◆ Given request:
The entries below are to be written out again without alteration.

--- begin Record extracts ---

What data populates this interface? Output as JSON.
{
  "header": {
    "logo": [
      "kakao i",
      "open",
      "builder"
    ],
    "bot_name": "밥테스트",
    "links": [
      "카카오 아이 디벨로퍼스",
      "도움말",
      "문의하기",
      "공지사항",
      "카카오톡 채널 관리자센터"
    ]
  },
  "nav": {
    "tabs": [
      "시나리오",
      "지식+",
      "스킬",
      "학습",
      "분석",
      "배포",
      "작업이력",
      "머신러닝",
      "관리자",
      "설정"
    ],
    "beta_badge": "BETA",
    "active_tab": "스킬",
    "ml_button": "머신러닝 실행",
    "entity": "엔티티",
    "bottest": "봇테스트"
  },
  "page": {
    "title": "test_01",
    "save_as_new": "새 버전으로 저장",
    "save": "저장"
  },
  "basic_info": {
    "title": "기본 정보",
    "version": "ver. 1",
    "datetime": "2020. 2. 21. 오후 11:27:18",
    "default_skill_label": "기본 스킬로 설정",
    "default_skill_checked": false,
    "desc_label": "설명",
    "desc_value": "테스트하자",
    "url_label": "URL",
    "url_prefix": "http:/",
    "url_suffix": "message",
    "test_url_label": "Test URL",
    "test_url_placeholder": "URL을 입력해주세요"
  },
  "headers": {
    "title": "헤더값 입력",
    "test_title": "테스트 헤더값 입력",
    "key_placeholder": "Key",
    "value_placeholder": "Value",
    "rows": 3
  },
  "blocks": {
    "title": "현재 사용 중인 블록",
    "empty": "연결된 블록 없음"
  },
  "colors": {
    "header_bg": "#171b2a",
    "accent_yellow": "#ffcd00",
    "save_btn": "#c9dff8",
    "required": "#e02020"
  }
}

--- end Record extracts ---

◆ Correct answer:
What data populates this interface? Output as JSON.
{
  "header": {
    "logo": [
      "kakao i",
      "open",
      "builder"
    ],
    "bot_name": "밥테스트",
    "links": [
      "카카오 아이 디벨로퍼스",
      "도움말",
      "문의하기",
      "공지사항",
      "카카오톡 채널 관리자센터"
    ]
  },
  "nav": {
    "tabs": [
      "시나리오",
      "지식+",
      "스킬",
      "학습",
      "분석",
      "배포",
      "작업이력",
      "머신러닝",
      "관리자",
      "설정"
    ],
    "beta_badge": "BETA",
    "active_tab": "스킬",
    "ml_button": "머신러닝 실행",
    "entity": "엔티티",
    "bottest": "봇테스트"
  },
  "page": {
    "title": "test_01",
    "save_as_new": "새 버전으로 저장",
    "save": "저장"
  },
  "basic_info": {
    "title": "기본 정보",
    "version": "ver. 1",
    "datetime": "2020. 2. 21. 오후 11:27:18",
    "default_skill_label": "기본 스킬로 설정",
    "default_skill_checked": false,
    "desc_label": "설명",
    "desc_value": "테스트하자",
    "url_label": "URL",
    "url_prefix": "http:/",
    "url_suffix": "message",
    "test_url_label": "Test URL",
    "test_url_placeholder": "URL을 입력해주세요"
  },
  "headers": {
    "title": "헤더값 입력",
    "test_title": "테스트 헤더값 입력",
    "key_placeholder": "Key",
    "value_placeholder": "Value",
    "rows": 3
  },
  "blocks": {
    "title": "현재 사용 중인 블록",
    "empty": "연결된 블록 없음"
  },
  "colors": {
    "header_bg": "#171b2a",
    "accent_yellow": "#ffcd00",
    "save_btn": "#c9dff8",
    "required": "#e02020"
  }
}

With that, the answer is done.